#### SET EXERCISE:
Each entry below is to be duplicated verbatim.

#### STORED DATA:
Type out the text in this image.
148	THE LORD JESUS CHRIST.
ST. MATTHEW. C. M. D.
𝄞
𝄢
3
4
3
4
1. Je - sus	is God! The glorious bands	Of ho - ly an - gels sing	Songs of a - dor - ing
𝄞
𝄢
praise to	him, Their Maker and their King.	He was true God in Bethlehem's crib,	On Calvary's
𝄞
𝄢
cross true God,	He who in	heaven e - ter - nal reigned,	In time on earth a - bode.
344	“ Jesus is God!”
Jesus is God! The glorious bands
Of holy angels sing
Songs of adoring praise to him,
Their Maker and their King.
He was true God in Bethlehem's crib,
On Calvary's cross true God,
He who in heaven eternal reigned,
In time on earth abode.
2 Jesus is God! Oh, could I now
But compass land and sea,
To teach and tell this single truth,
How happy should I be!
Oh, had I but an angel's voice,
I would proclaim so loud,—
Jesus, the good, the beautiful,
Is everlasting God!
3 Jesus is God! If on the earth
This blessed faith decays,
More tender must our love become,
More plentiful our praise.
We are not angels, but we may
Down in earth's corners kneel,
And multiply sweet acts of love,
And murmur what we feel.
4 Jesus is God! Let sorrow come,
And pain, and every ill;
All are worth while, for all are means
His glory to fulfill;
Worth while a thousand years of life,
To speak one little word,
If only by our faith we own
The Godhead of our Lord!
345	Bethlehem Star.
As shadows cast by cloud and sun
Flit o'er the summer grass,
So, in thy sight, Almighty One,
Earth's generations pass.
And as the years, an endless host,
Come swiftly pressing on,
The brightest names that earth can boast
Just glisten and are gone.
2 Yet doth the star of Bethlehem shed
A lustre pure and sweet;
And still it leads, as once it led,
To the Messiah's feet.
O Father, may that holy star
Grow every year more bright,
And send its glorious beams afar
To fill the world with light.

#### SOLUTION TO THE EXERCISE:
Type out the text in this image.
148	THE LORD JESUS CHRIST.
ST. MATTHEW. C. M. D.
𝄞
𝄢
3
4
3
4
1. Je - sus	is God! The glorious bands	Of ho - ly an - gels sing	Songs of a - dor - ing
𝄞
𝄢
praise to	him, Their Maker and their King.	He was true God in Bethlehem's crib,	On Calvary's
𝄞
𝄢
cross true God,	He who in	heaven e - ter - nal reigned,	In time on earth a - bode.
344	“ Jesus is God!”
Jesus is God! The glorious bands
Of holy angels sing
Songs of adoring praise to him,
Their Maker and their King.
He was true God in Bethlehem's crib,
On Calvary's cross true God,
He who in heaven eternal reigned,
In time on earth abode.
2 Jesus is God! Oh, could I now
But compass land and sea,
To teach and tell this single truth,
How happy should I be!
Oh, had I but an angel's voice,
I would proclaim so loud,—
Jesus, the good, the beautiful,
Is everlasting God!
3 Jesus is God! If on the earth
This blessed faith decays,
More tender must our love become,
More plentiful our praise.
We are not angels, but we may
Down in earth's corners kneel,
And multiply sweet acts of love,
And murmur what we feel.
4 Jesus is God! Let sorrow come,
And pain, and every ill;
All are worth while, for all are means
His glory to fulfill;
Worth while a thousand years of life,
To speak one little word,
If only by our faith we own
The Godhead of our Lord!
345	Bethlehem Star.
As shadows cast by cloud and sun
Flit o'er the summer grass,
So, in thy sight, Almighty One,
Earth's generations pass.
And as the years, an endless host,
Come swiftly pressing on,
The brightest names that earth can boast
Just glisten and are gone.
2 Yet doth the star of Bethlehem shed
A lustre pure and sweet;
And still it leads, as once it led,
To the Messiah's feet.
O Father, may that holy star
Grow every year more bright,
And send its glorious beams afar
To fill the world with light.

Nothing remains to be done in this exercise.